Write out the whole listing again, exactly.
* start Exercise data *
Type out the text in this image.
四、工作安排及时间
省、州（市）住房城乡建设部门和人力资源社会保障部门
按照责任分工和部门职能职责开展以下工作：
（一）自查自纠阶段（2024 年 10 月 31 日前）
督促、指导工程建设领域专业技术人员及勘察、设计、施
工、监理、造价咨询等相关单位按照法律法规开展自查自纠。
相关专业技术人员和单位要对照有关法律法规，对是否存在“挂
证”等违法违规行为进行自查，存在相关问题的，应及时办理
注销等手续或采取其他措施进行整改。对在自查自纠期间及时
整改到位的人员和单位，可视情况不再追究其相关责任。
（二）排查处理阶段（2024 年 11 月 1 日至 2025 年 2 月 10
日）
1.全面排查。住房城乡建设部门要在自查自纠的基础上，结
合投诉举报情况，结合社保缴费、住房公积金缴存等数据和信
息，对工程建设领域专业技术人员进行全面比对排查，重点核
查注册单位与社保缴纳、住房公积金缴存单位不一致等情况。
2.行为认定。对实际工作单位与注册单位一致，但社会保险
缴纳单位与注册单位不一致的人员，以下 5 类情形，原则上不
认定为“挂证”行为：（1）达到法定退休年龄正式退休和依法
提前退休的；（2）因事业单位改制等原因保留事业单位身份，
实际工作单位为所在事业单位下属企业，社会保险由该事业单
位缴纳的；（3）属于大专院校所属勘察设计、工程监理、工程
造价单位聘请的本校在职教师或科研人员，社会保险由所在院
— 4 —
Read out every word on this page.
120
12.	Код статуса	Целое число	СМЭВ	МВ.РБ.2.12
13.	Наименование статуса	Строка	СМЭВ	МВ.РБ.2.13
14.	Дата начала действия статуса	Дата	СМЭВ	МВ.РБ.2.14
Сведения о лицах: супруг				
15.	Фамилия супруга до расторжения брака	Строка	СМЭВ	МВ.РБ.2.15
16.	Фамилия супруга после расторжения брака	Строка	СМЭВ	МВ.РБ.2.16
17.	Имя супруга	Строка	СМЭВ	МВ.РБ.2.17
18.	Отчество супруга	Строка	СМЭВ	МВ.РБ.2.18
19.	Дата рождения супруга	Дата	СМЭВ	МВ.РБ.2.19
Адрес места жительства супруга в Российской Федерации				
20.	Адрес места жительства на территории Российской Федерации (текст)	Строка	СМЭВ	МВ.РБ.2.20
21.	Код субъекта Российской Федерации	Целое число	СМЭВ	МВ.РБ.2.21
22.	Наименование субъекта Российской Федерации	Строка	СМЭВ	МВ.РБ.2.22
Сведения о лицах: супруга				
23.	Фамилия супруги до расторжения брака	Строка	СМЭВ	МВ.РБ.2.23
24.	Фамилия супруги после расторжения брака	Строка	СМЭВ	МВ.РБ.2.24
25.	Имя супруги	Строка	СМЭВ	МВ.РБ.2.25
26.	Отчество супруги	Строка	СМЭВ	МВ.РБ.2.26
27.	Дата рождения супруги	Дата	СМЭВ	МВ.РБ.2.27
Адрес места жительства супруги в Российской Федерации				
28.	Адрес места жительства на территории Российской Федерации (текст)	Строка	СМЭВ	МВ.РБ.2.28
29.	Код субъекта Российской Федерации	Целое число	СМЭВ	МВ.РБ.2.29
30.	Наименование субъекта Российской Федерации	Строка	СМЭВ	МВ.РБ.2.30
* end Exercise data *
> [Expected answer]
Type out the text in this image.
四、工作安排及时间
省、州（市）住房城乡建设部门和人力资源社会保障部门
按照责任分工和部门职能职责开展以下工作：
（一）自查自纠阶段（2024 年 10 月 31 日前）
督促、指导工程建设领域专业技术人员及勘察、设计、施
工、监理、造价咨询等相关单位按照法律法规开展自查自纠。
相关专业技术人员和单位要对照有关法律法规，对是否存在“挂
证”等违法违规行为进行自查，存在相关问题的，应及时办理
注销等手续或采取其他措施进行整改。对在自查自纠期间及时
整改到位的人员和单位，可视情况不再追究其相关责任。
（二）排查处理阶段（2024 年 11 月 1 日至 2025 年 2 月 10
日）
1.全面排查。住房城乡建设部门要在自查自纠的基础上，结
合投诉举报情况，结合社保缴费、住房公积金缴存等数据和信
息，对工程建设领域专业技术人员进行全面比对排查，重点核
查注册单位与社保缴纳、住房公积金缴存单位不一致等情况。
2.行为认定。对实际工作单位与注册单位一致，但社会保险
缴纳单位与注册单位不一致的人员，以下 5 类情形，原则上不
认定为“挂证”行为：（1）达到法定退休年龄正式退休和依法
提前退休的；（2）因事业单位改制等原因保留事业单位身份，
实际工作单位为所在事业单位下属企业，社会保险由该事业单
位缴纳的；（3）属于大专院校所属勘察设计、工程监理、工程
造价单位聘请的本校在职教师或科研人员，社会保险由所在院
— 4 —
Read out every word on this page.
120
12.	Код статуса	Целое число	СМЭВ	МВ.РБ.2.12
13.	Наименование статуса	Строка	СМЭВ	МВ.РБ.2.13
14.	Дата начала действия статуса	Дата	СМЭВ	МВ.РБ.2.14
Сведения о лицах: супруг				
15.	Фамилия супруга до расторжения брака	Строка	СМЭВ	МВ.РБ.2.15
16.	Фамилия супруга после расторжения брака	Строка	СМЭВ	МВ.РБ.2.16
17.	Имя супруга	Строка	СМЭВ	МВ.РБ.2.17
18.	Отчество супруга	Строка	СМЭВ	МВ.РБ.2.18
19.	Дата рождения супруга	Дата	СМЭВ	МВ.РБ.2.19
Адрес места жительства супруга в Российской Федерации				
20.	Адрес места жительства на территории Российской Федерации (текст)	Строка	СМЭВ	МВ.РБ.2.20
21.	Код субъекта Российской Федерации	Целое число	СМЭВ	МВ.РБ.2.21
22.	Наименование субъекта Российской Федерации	Строка	СМЭВ	МВ.РБ.2.22
Сведения о лицах: супруга				
23.	Фамилия супруги до расторжения брака	Строка	СМЭВ	МВ.РБ.2.23
24.	Фамилия супруги после расторжения брака	Строка	СМЭВ	МВ.РБ.2.24
25.	Имя супруги	Строка	СМЭВ	МВ.РБ.2.25
26.	Отчество супруги	Строка	СМЭВ	МВ.РБ.2.26
27.	Дата рождения супруги	Дата	СМЭВ	МВ.РБ.2.27
Адрес места жительства супруги в Российской Федерации				
28.	Адрес места жительства на территории Российской Федерации (текст)	Строка	СМЭВ	МВ.РБ.2.28
29.	Код субъекта Российской Федерации	Целое число	СМЭВ	МВ.РБ.2.29
30.	Наименование субъекта Российской Федерации	Строка	СМЭВ	МВ.РБ.2.30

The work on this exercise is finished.